▶ [AIM] List all lines of the data containing the word "Литвиново".

Data records:

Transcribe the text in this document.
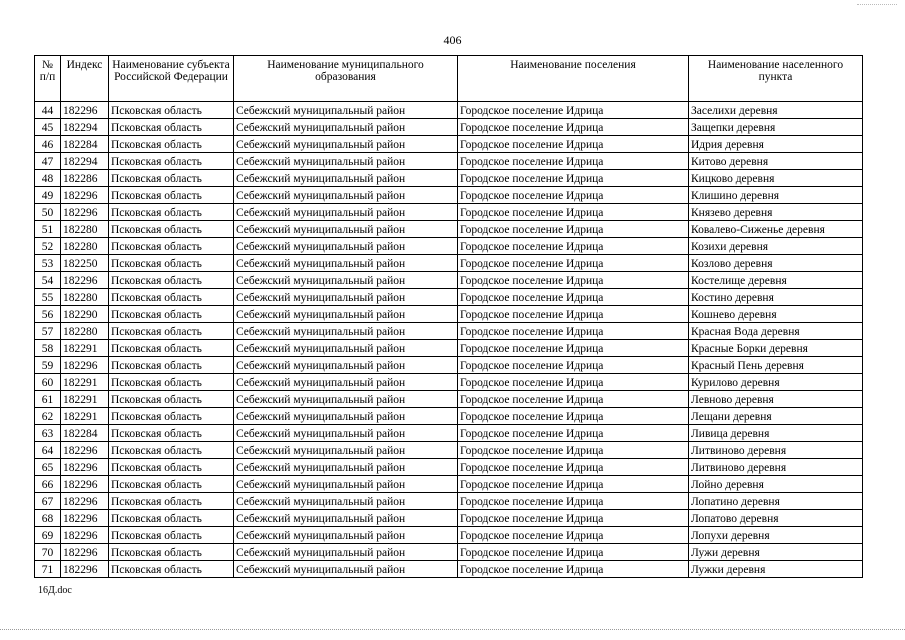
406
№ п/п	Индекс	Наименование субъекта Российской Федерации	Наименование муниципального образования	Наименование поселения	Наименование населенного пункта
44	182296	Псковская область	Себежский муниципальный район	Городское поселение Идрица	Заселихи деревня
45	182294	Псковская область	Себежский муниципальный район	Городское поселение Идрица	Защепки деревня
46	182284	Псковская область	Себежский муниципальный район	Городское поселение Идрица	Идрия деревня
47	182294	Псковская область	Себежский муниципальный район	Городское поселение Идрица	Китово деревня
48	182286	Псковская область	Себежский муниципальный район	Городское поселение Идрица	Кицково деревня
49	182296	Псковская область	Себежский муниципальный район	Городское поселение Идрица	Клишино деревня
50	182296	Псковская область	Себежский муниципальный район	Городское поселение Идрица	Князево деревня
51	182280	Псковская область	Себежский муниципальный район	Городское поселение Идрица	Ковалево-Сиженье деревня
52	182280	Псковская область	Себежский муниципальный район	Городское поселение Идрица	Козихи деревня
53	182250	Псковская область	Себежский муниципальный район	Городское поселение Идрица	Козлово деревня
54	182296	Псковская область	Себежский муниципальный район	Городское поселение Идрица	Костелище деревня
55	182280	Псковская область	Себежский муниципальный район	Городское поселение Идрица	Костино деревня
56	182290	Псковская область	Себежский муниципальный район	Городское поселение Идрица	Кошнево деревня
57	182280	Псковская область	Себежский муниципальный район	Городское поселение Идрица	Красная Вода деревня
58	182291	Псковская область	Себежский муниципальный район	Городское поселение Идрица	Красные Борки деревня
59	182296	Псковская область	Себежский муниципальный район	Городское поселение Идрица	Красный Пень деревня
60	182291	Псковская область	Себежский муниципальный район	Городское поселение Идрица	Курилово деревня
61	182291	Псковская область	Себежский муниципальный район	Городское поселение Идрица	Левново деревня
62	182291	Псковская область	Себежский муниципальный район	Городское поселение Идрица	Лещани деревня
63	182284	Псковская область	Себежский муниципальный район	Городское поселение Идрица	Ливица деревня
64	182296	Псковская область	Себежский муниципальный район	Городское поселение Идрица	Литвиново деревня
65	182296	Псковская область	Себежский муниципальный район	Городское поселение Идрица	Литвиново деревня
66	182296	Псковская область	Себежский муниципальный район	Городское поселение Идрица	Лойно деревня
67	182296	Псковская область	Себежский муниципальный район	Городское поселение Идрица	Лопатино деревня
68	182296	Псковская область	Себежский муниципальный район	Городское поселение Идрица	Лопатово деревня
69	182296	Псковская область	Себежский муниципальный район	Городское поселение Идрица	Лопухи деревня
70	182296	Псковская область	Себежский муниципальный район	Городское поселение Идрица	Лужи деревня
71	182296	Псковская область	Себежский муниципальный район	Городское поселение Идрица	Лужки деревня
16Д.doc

▶ [OUTPUT OF THE EXERCISE]
64	182296	Псковская область	Себежский муниципальный район	Городское поселение Идрица	Литвиново деревня
65	182296	Псковская область	Себежский муниципальный район	Городское поселение Идрица	Литвиново деревня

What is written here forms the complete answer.